→ BRIEF
Your answer is a single number: how many lines hold the word "加快建设教育强国"?

[start of DATASET ENTRIES]

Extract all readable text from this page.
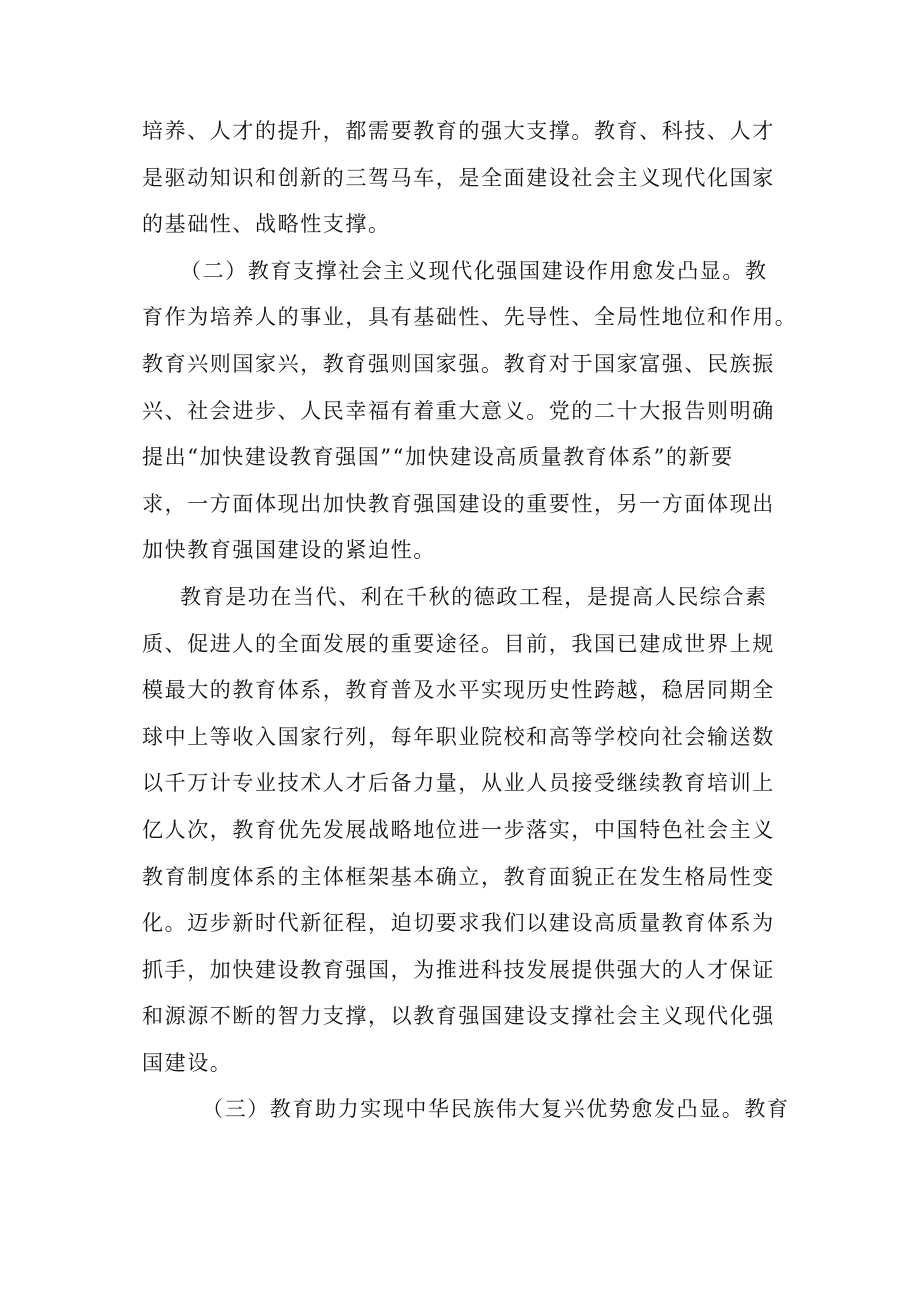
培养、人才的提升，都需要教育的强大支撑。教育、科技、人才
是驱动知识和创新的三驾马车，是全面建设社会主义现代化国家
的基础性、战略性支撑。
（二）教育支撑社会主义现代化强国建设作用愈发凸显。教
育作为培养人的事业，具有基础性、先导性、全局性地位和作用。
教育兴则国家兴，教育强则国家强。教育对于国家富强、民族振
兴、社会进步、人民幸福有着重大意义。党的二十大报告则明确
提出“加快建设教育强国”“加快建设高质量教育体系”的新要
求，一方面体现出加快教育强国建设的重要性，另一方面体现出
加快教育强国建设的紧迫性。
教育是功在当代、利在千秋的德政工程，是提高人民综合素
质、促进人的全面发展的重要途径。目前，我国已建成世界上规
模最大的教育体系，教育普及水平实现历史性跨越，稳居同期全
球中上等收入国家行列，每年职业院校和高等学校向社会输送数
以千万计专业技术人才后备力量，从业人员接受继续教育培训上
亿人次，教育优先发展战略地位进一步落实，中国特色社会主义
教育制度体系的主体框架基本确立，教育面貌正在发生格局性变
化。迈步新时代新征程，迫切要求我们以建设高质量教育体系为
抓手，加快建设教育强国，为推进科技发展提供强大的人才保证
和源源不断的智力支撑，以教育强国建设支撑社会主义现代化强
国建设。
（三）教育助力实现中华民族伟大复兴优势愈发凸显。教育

[end of DATASET ENTRIES]

→ TASK ANSWER
2